## Brief
Write the data out again, exactly as given.

## Supplied material
------------
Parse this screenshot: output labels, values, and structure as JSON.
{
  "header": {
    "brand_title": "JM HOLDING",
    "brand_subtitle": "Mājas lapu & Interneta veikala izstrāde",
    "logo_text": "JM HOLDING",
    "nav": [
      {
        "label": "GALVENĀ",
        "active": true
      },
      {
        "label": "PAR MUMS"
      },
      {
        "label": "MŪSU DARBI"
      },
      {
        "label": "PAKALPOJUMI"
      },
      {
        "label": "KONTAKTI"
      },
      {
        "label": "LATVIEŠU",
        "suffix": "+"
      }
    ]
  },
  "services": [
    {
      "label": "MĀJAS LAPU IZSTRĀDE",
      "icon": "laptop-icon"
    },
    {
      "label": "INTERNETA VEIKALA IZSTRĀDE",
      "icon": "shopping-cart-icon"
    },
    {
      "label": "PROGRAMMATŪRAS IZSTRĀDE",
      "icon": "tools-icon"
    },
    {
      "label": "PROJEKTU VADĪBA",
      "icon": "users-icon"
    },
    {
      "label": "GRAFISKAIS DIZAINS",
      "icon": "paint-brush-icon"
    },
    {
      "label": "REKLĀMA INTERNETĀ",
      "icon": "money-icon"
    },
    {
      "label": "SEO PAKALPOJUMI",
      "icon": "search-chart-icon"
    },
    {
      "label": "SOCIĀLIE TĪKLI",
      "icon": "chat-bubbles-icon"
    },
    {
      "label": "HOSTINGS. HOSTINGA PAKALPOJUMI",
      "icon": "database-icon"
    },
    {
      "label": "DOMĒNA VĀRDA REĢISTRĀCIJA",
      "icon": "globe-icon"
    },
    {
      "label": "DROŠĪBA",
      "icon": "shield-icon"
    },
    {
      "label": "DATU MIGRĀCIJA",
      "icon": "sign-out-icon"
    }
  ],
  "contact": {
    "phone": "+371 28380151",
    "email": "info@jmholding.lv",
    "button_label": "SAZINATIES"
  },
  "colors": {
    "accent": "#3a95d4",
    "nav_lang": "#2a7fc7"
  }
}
------------
## Correct answer
Parse this screenshot: output labels, values, and structure as JSON.
{
  "header": {
    "brand_title": "JM HOLDING",
    "brand_subtitle": "Mājas lapu & Interneta veikala izstrāde",
    "logo_text": "JM HOLDING",
    "nav": [
      {
        "label": "GALVENĀ",
        "active": true
      },
      {
        "label": "PAR MUMS"
      },
      {
        "label": "MŪSU DARBI"
      },
      {
        "label": "PAKALPOJUMI"
      },
      {
        "label": "KONTAKTI"
      },
      {
        "label": "LATVIEŠU",
        "suffix": "+"
      }
    ]
  },
  "services": [
    {
      "label": "MĀJAS LAPU IZSTRĀDE",
      "icon": "laptop-icon"
    },
    {
      "label": "INTERNETA VEIKALA IZSTRĀDE",
      "icon": "shopping-cart-icon"
    },
    {
      "label": "PROGRAMMATŪRAS IZSTRĀDE",
      "icon": "tools-icon"
    },
    {
      "label": "PROJEKTU VADĪBA",
      "icon": "users-icon"
    },
    {
      "label": "GRAFISKAIS DIZAINS",
      "icon": "paint-brush-icon"
    },
    {
      "label": "REKLĀMA INTERNETĀ",
      "icon": "money-icon"
    },
    {
      "label": "SEO PAKALPOJUMI",
      "icon": "search-chart-icon"
    },
    {
      "label": "SOCIĀLIE TĪKLI",
      "icon": "chat-bubbles-icon"
    },
    {
      "label": "HOSTINGS. HOSTINGA PAKALPOJUMI",
      "icon": "database-icon"
    },
    {
      "label": "DOMĒNA VĀRDA REĢISTRĀCIJA",
      "icon": "globe-icon"
    },
    {
      "label": "DROŠĪBA",
      "icon": "shield-icon"
    },
    {
      "label": "DATU MIGRĀCIJA",
      "icon": "sign-out-icon"
    }
  ],
  "contact": {
    "phone": "+371 28380151",
    "email": "info@jmholding.lv",
    "button_label": "SAZINATIES"
  },
  "colors": {
    "accent": "#3a95d4",
    "nav_lang": "#2a7fc7"
  }
}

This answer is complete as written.